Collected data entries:
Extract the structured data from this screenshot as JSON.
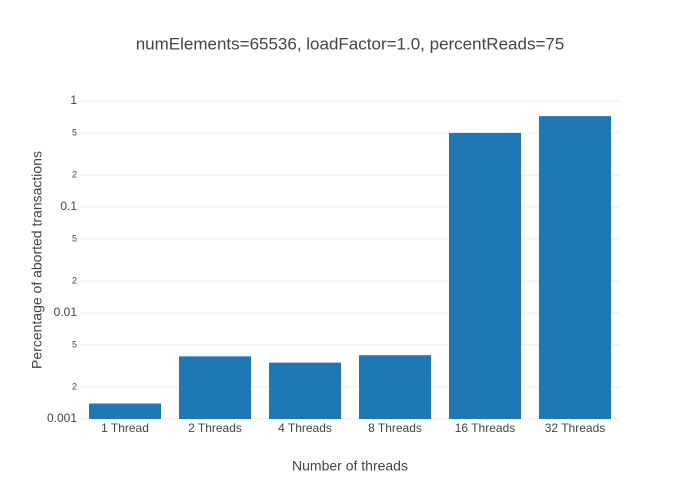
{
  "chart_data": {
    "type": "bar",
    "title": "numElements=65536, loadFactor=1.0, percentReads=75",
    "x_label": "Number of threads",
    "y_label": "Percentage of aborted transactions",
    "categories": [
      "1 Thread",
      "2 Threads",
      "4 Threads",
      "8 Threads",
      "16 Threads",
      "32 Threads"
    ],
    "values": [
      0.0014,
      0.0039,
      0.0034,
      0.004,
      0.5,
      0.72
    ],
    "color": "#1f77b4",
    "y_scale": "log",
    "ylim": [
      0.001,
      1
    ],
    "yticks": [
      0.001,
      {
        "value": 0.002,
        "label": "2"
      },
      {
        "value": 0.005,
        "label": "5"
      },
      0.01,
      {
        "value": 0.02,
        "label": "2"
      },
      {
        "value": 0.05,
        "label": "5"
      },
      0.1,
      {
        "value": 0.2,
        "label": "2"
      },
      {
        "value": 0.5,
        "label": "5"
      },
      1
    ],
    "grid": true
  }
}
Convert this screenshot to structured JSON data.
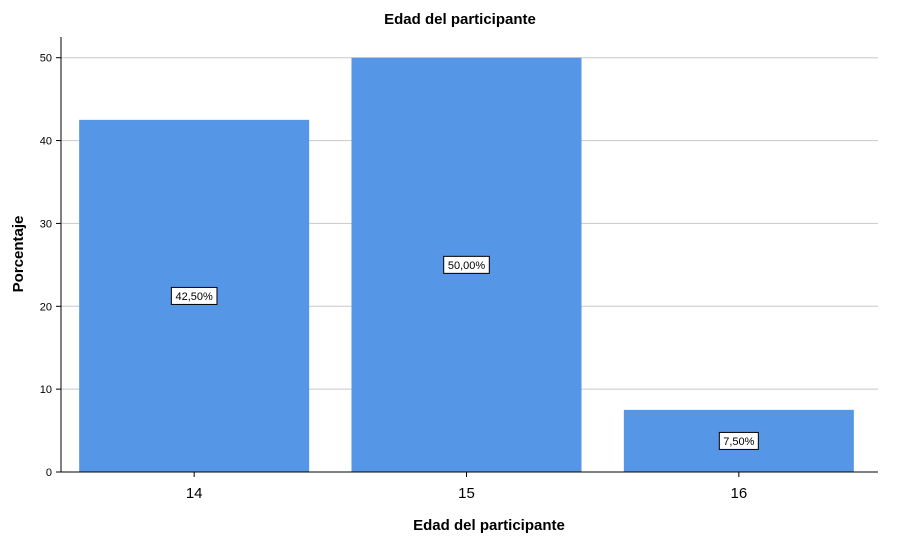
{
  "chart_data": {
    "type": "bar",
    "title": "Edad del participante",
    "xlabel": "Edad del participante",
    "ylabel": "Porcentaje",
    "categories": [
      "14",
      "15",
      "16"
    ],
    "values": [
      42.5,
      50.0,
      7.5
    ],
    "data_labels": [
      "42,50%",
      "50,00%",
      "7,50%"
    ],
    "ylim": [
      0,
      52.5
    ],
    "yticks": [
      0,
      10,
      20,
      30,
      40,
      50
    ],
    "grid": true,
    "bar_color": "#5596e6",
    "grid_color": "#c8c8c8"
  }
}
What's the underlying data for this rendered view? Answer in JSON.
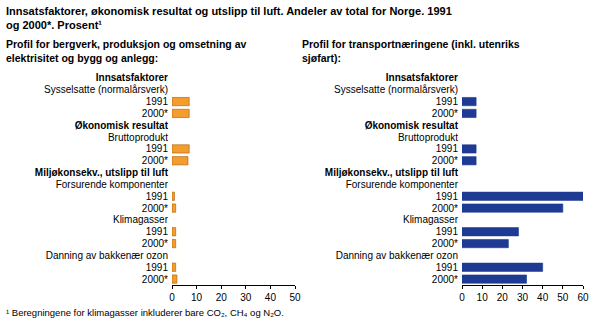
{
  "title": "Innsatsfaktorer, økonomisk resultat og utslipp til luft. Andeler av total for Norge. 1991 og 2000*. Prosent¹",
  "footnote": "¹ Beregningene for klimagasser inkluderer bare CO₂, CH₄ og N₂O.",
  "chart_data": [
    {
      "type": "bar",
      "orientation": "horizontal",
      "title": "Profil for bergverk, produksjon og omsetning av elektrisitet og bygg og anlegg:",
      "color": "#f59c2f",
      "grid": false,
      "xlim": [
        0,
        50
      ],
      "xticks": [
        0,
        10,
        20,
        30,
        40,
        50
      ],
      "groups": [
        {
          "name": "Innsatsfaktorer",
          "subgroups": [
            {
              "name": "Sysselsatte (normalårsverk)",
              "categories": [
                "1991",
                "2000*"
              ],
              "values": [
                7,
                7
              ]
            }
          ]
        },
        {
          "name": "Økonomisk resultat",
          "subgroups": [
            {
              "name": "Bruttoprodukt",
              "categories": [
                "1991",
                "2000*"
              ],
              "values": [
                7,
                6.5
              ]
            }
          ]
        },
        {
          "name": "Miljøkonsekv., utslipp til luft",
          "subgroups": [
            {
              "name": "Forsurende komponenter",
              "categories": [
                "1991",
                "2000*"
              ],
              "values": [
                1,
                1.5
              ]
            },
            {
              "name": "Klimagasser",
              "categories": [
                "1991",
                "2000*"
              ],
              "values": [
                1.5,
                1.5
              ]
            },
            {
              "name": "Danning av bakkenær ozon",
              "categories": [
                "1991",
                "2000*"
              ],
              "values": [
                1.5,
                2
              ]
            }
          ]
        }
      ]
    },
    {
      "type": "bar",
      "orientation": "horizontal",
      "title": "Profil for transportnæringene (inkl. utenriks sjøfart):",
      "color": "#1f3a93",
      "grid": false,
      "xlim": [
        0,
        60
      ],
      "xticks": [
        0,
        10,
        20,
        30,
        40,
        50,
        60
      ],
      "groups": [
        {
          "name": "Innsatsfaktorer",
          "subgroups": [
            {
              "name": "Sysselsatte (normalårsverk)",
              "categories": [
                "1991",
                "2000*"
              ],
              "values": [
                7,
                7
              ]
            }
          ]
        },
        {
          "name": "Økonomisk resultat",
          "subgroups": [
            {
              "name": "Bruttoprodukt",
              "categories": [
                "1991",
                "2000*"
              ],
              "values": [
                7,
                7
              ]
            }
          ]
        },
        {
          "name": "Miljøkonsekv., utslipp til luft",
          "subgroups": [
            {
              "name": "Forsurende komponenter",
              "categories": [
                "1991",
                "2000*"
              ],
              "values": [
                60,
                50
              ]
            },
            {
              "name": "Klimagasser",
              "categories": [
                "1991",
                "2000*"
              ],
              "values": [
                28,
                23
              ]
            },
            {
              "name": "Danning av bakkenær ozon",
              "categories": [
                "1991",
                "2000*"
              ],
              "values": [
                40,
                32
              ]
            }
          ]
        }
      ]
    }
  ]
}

## DIRECTIONS FOR THIS TASK
Transcribe the records above exactly as they appear, leaving out any pictures.

## ANSWER FOR THIS EXERCISE
Extract the structured data from this screenshot as JSON.
{
  "chart_data": {
    "type": "bar",
    "title": "numElements=65536, loadFactor=1.0, percentReads=75",
    "x_label": "Number of threads",
    "y_label": "Percentage of aborted transactions",
    "categories": [
      "1 Thread",
      "2 Threads",
      "4 Threads",
      "8 Threads",
      "16 Threads",
      "32 Threads"
    ],
    "values": [
      0.0014,
      0.0039,
      0.0034,
      0.004,
      0.5,
      0.72
    ],
    "color": "#1f77b4",
    "y_scale": "log",
    "ylim": [
      0.001,
      1
    ],
    "yticks": [
      0.001,
      {
        "value": 0.002,
        "label": "2"
      },
      {
        "value": 0.005,
        "label": "5"
      },
      0.01,
      {
        "value": 0.02,
        "label": "2"
      },
      {
        "value": 0.05,
        "label": "5"
      },
      0.1,
      {
        "value": 0.2,
        "label": "2"
      },
      {
        "value": 0.5,
        "label": "5"
      },
      1
    ],
    "grid": true
  }
}
Convert this screenshot to structured JSON data.
{
  "chart_data": {
    "type": "bar",
    "title": "Edad del participante",
    "xlabel": "Edad del participante",
    "ylabel": "Porcentaje",
    "categories": [
      "14",
      "15",
      "16"
    ],
    "values": [
      42.5,
      50.0,
      7.5
    ],
    "data_labels": [
      "42,50%",
      "50,00%",
      "7,50%"
    ],
    "ylim": [
      0,
      52.5
    ],
    "yticks": [
      0,
      10,
      20,
      30,
      40,
      50
    ],
    "grid": true,
    "bar_color": "#5596e6",
    "grid_color": "#c8c8c8"
  }
}
What's the underlying data for this rendered view? Answer in JSON.
{
  "title": "Innsatsfaktorer, økonomisk resultat og utslipp til luft. Andeler av total for Norge. 1991 og 2000*. Prosent¹",
  "footnote": "¹ Beregningene for klimagasser inkluderer bare CO₂, CH₄ og N₂O.",
  "chart_data": [
    {
      "type": "bar",
      "orientation": "horizontal",
      "title": "Profil for bergverk, produksjon og omsetning av elektrisitet og bygg og anlegg:",
      "color": "#f59c2f",
      "grid": false,
      "xlim": [
        0,
        50
      ],
      "xticks": [
        0,
        10,
        20,
        30,
        40,
        50
      ],
      "groups": [
        {
          "name": "Innsatsfaktorer",
          "subgroups": [
            {
              "name": "Sysselsatte (normalårsverk)",
              "categories": [
                "1991",
                "2000*"
              ],
              "values": [
                7,
                7
              ]
            }
          ]
        },
        {
          "name": "Økonomisk resultat",
          "subgroups": [
            {
              "name": "Bruttoprodukt",
              "categories": [
                "1991",
                "2000*"
              ],
              "values": [
                7,
                6.5
              ]
            }
          ]
        },
        {
          "name": "Miljøkonsekv., utslipp til luft",
          "subgroups": [
            {
              "name": "Forsurende komponenter",
              "categories": [
                "1991",
                "2000*"
              ],
              "values": [
                1,
                1.5
              ]
            },
            {
              "name": "Klimagasser",
              "categories": [
                "1991",
                "2000*"
              ],
              "values": [
                1.5,
                1.5
              ]
            },
            {
              "name": "Danning av bakkenær ozon",
              "categories": [
                "1991",
                "2000*"
              ],
              "values": [
                1.5,
                2
              ]
            }
          ]
        }
      ]
    },
    {
      "type": "bar",
      "orientation": "horizontal",
      "title": "Profil for transportnæringene (inkl. utenriks sjøfart):",
      "color": "#1f3a93",
      "grid": false,
      "xlim": [
        0,
        60
      ],
      "xticks": [
        0,
        10,
        20,
        30,
        40,
        50,
        60
      ],
      "groups": [
        {
          "name": "Innsatsfaktorer",
          "subgroups": [
            {
              "name": "Sysselsatte (normalårsverk)",
              "categories": [
                "1991",
                "2000*"
              ],
              "values": [
                7,
                7
              ]
            }
          ]
        },
        {
          "name": "Økonomisk resultat",
          "subgroups": [
            {
              "name": "Bruttoprodukt",
              "categories": [
                "1991",
                "2000*"
              ],
              "values": [
                7,
                7
              ]
            }
          ]
        },
        {
          "name": "Miljøkonsekv., utslipp til luft",
          "subgroups": [
            {
              "name": "Forsurende komponenter",
              "categories": [
                "1991",
                "2000*"
              ],
              "values": [
                60,
                50
              ]
            },
            {
              "name": "Klimagasser",
              "categories": [
                "1991",
                "2000*"
              ],
              "values": [
                28,
                23
              ]
            },
            {
              "name": "Danning av bakkenær ozon",
              "categories": [
                "1991",
                "2000*"
              ],
              "values": [
                40,
                32
              ]
            }
          ]
        }
      ]
    }
  ]
}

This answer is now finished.